### 本文
★ ★ ★ ★ ★ ★ ★

弘山勉のブログ
前傾姿勢の王者『ヒシャム・エルゲルージ(1500m世界記録保持者)』凄さの理由①
投稿日: 2018年 7月 14日 土曜日
今回取り上げるのは、前回、約束した通り、ヒシャム・エルゲルージ(モロッコ)です。どれだけ凄い選手であるかは、1500mの世界記録保持者(3分26秒00)であり、説明不要だと思いますが、引退から10年以上は経過しているので、若い世代の人は、走りを知らないかもしれませんね。私が最も尊敬するランナーです。偉大な経歴(競技成績)の持ち主というだけではなく、フロントランナーであること、引退後は慈善活動に積極的に取り組んでいることが、私が尊敬する(憧れる)理由でもあります。
そんな陸上競技・中長距離界の英雄を私がブログで取り上げるのは恐縮しますが、どうかご容赦いただきたい。
ストライドとピッチのことを交えた内容になるので、その凄さを語るために、比較の意味で、短距離界の英雄であるウサイン・ボルトのことを先に記してみます。
ウサイン・ボルトのトップスピード時のストライドは、2.75メートルになると言います。これは身長の1.4倍に相当する長さになります。おそらく回転数(ピッチ)を上げないといけない短距離では、群を抜く数値だと素人ながらに思うわけですが、身長(脚長)も関係することなので、見解は短距離の専門家に委ねるしかありません。
<参考資料>
ボルトの一歩、最大2.75メートル 速さの理由を分析(朝日新聞デジタル)
一方のピッチはどうか?というと、トップスピード時は1秒間の回転数が4くらいになるそうです。1秒間に4回転は、おそらく極限に近い数字のはず。あの大きな身体を操って1秒間に4歩も進ませることができる技術と筋力は、天性の素質だけで成し遂げられるものではなく、やはり努力の賜物でしかないと思います。
という短距離走での限界数値を比較対象として挙げて、ここから中長距離の話に移ります。

★ ★ ★ ★ ★ ★ ★

### 保存データ
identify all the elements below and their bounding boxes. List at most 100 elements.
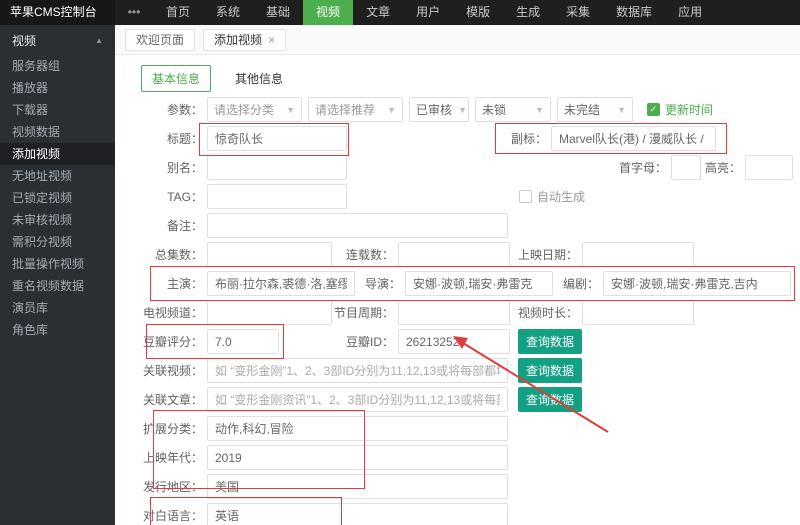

★ ★ ★ ★ ★ ★ ★

### 取り組む内容
**a.** 本文によると、ヒシャム・エルゲルージが保持する1500mの世界記録はどのタイムですか。
**b.** 本文のうち「ウサイン・ボルトのトップスピード時のストライドは」で始まる段落を、主な事実を残したまま、より短くまとめてください。
**c.** ヒシャム・エルゲルージを取り上げた本文を、その最後の文の後から書き継いでください。

### 解答例
**a.** 3分26秒00です。

**b.** ボルトのトップスピード時のストライドは2.75メートルで、身長の1.4倍に相当します。ピッチを上げる必要がある短距離では群を抜く数値と思われますが、身長（脚長）も関係するため、見解は短距離の専門家に委ねるしかありません。

**c.**
すでに2006年に引退しているヒシャム・エルゲルージ。レース途中から先頭に躍り出て、そのまま先頭を譲らずにゴールする彼のパフォーマンスは、観ている者を魅了します。力で捻じ伏せる競技スタイルは王者の称号を与えられるに相応しいと思います。
彼の何が凄いのか?というと、深い前傾姿勢から繰り出す大きなストライドで圧巻のスピード持続力を誇るところです。
その凄さを語るために、まずは、少し数字の例を挙げてみます。
1998世界選手権の1500mで3分27秒65をマークし優勝した際、1100~1200mの曲線走路を42歩で走破しています。計算すると、ストライドは、2.38メートルになり、身長の1.35倍にも相当します。この間の100mが13.0秒なので、1秒間に3.23回転している計算です。
その後、ラストスパートを仕掛けた1200~1300mの直線走路の100mを44歩で走破しています。計算するとそのストライドは、2.27メートルで身長の1.29倍に小さくなっていますが、この数値でも破格の大きさです。この間の100mは12.6秒なので、1秒間に3.33回転している計算になります。
前傾姿勢を維持して大きなストライドのままピッチを高める芸当は、なかなかできるものではありません。普通に考えて無理です。というのも、脚の回転を速めるためには、脚の後ろからの引き付けと前方への引き上げが必要で、その動作をしやすくするために、普通は、同側の上体は後傾させるような動きを伴うからです。前傾したままストライドを広げて、さらに速く動かすことは驚異的と言っていいでしょう。(②に続く)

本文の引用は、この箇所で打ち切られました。